### PAGE EXCERPT
>> start
Stieg Larsson’s life was made of the same dramatic stuff that fills his fiction. Because the Swedish journalist and editor opposed antidemocratic, rightwing extremist and neo-Nazi ideologies, he routinely received death threats. He could not marry his partner because marriage to her would have made his address public and increased his vulnerability. And during his spare time he wrote a trilogy of novels, but died of a heart attack before they could be published to become international bestsellers.

The Girl Who Kicked the Hornet’s Nest is the last novel in the series, following The Girl with the Dragon Tattoo and The Girl Who Played with Fire. In each book “the girl” is Lisbeth Salander, a brilliant young woman with a photographic memory, computer hacking expertise, and an undiagnosed case of Asperger’s syndrome. The fact that she has been a victim of social service wrongdoings brought her to the attention of watchdog reporter Mikael Blomkvist, an investigative journalist who frustrates police through his success in their field.

The parallels between Larsson and his journalist hero are obvious. And the character Salander was based, according to the author, on a 15-year-old girl who was gang raped, an emotionally scarring crime that the author witnessed as a young man.

While both of Larsson’s protagonists earn readers’ empathy because of their emotional vulnerability, they are also win admiration because of their moral standards. And the author’s plots become morality tales in which he can lash out at social evils and bring bad guys to justice, sometimes poetically.

Larsson’s trilogy is written in the sprawling manner of 19th century British fiction, loose narrative threads that are ultimately woven into a satisfying tapestry of plot. He offers a vast cast of colorful characters that Dickens might envy, but brings a 21st century sensibility to them. His women, for example, are strong and assertive both physically and emotionally. And they often approach sexual relations with the attitude of men.
>> end
### TASK INSTRUCTIONS
A) According to the passage on Stieg Larsson, why could he not marry his partner? Answer in one to three sentences.
B) Reproduce everything in the passage on Stieg Larsson from "The parallels between" down to "justice, sometimes poetically.", without changing a word.
C) Supply the next part of the passage on Stieg Larsson, starting after its final sentence.
The listing after this point is separate material, unconnected to the passage on Stieg Larsson.

### DATA BLOCK
>> start
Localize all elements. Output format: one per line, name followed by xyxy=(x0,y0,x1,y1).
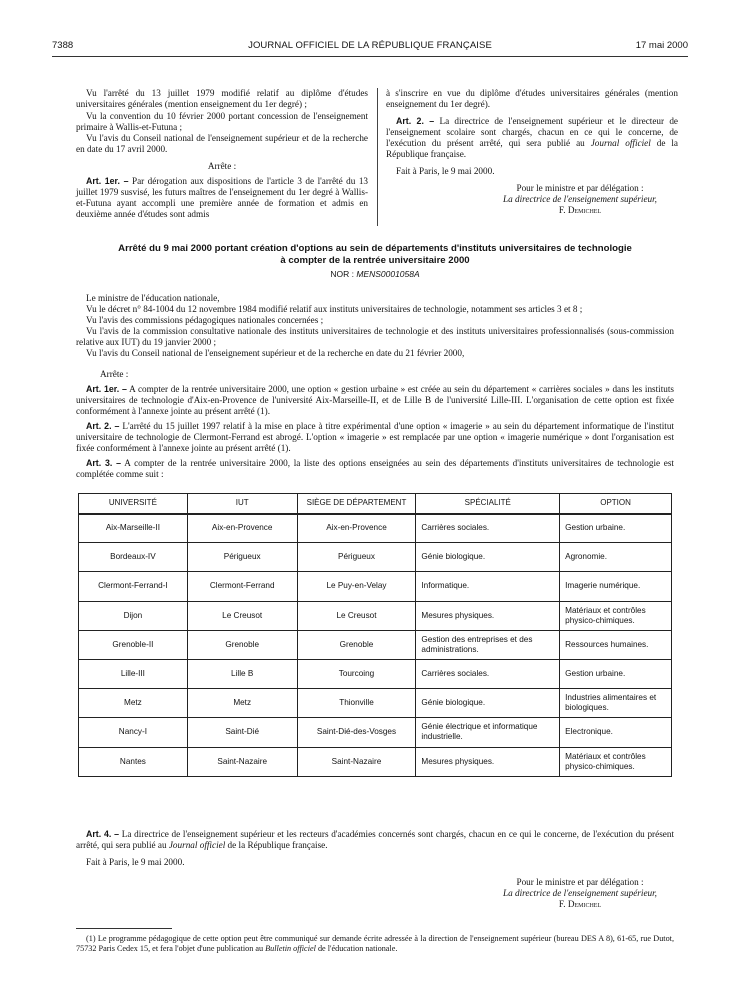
>> end
### EXPECTED ANSWERS
A) Larsson could not marry his partner because marriage would have made his address public. His opposition to antidemocratic, right-wing extremist and neo-Nazi ideologies brought him routine death threats, so a public address would have made him more vulnerable.

B)
The parallels between Larsson and his journalist hero are obvious. And the character Salander was based, according to the author, on a 15-year-old girl who was gang raped, an emotionally scarring crime that the author witnessed as a young man.

While both of Larsson’s protagonists earn readers’ empathy because of their emotional vulnerability, they are also win admiration because of their moral standards. And the author’s plots become morality tales in which he can lash out at social evils and bring bad guys to justice, sometimes poetically.

C)
While Larsson has social axes to grind, he sharpens his plot to a riveting edge that compels the reader to keep turning pages without pausing to ponder injustice.

Although the trilogy represents one on-going story with a number of supporting characters and the presence of Millennium magazine as constants, each book stands independently, as the author provides back story in the successive volumes.

While The Girl Who Kicked the Hornet’s Nest brings the tale to a resolution, the ending is not a tightly knotted bow; Larsson had completed an outline for a number of sequels and had begun work on book number four.

The English translation is nicely done and all three novels have been made into films.

This reader enjoys stories that depict another culture and in this instance is amused by frequent coffee drinking (any time of day or night) and the fact that good guys are allowed to smoke. Both Swedish surnames and place names are sometimes difficult to keep straight because of unfamiliarity and similar spellings, but do not keep the reader from hoping that somehow Larsson’s partner will be able to bring out at least one more “Girl Who.”

The Girl Who Kicked the Hornet’s Nest by Stieg Larsson (trans. Reg Keeland, 563 pages) Alfred A. Knopf, 2010.